Stored records »
========

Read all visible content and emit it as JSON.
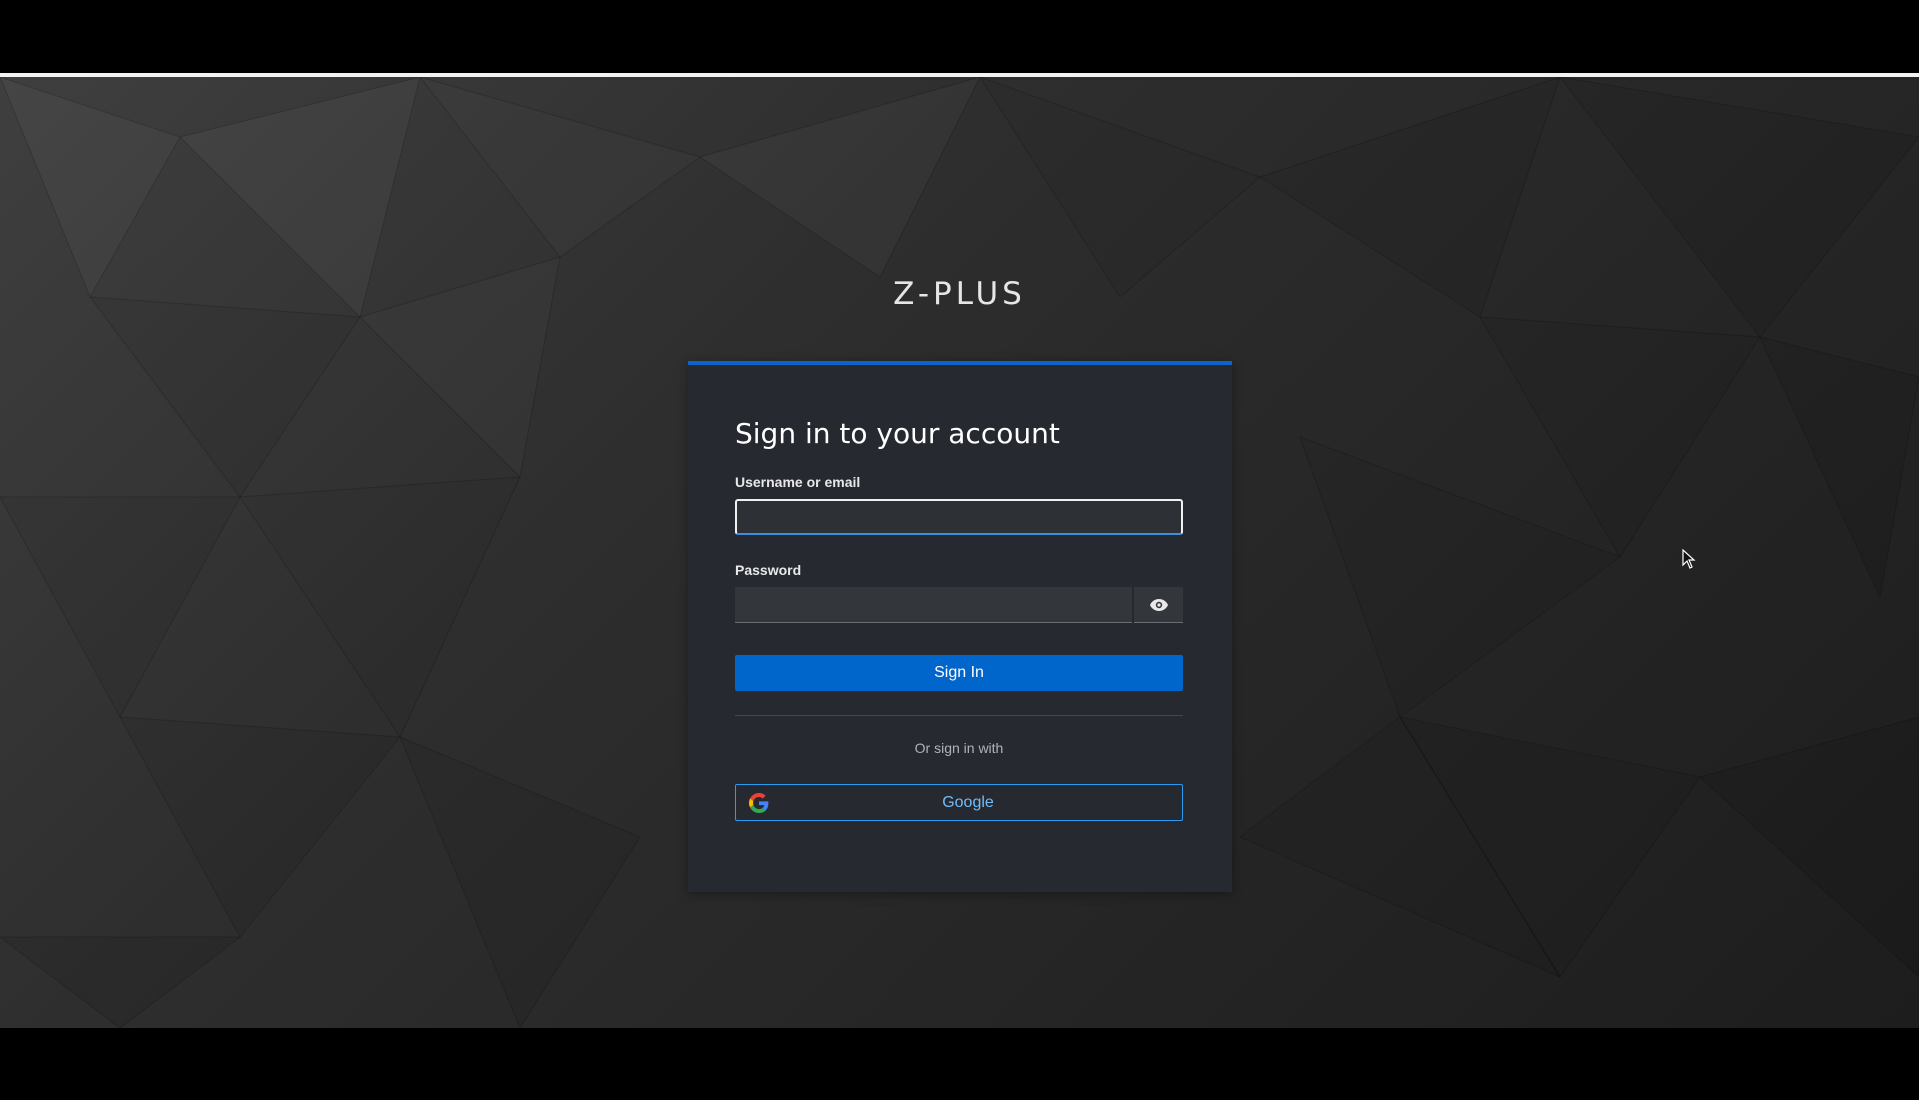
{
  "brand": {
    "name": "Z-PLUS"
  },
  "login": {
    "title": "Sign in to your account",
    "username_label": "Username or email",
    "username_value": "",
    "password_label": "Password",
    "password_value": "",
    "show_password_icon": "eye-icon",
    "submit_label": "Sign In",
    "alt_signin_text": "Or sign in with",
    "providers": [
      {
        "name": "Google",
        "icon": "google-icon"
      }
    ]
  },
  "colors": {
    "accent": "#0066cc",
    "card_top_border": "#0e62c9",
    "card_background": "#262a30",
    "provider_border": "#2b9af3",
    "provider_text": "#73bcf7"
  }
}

========

Verbatim reproduction of every record is required; images are left out.

Read all visible content and emit it as JSON.
{
  "brand": {
    "name": "Z-PLUS"
  },
  "login": {
    "title": "Sign in to your account",
    "username_label": "Username or email",
    "username_value": "",
    "password_label": "Password",
    "password_value": "",
    "show_password_icon": "eye-icon",
    "submit_label": "Sign In",
    "alt_signin_text": "Or sign in with",
    "providers": [
      {
        "name": "Google",
        "icon": "google-icon"
      }
    ]
  },
  "colors": {
    "accent": "#0066cc",
    "card_top_border": "#0e62c9",
    "card_background": "#262a30",
    "provider_border": "#2b9af3",
    "provider_text": "#73bcf7"
  }
}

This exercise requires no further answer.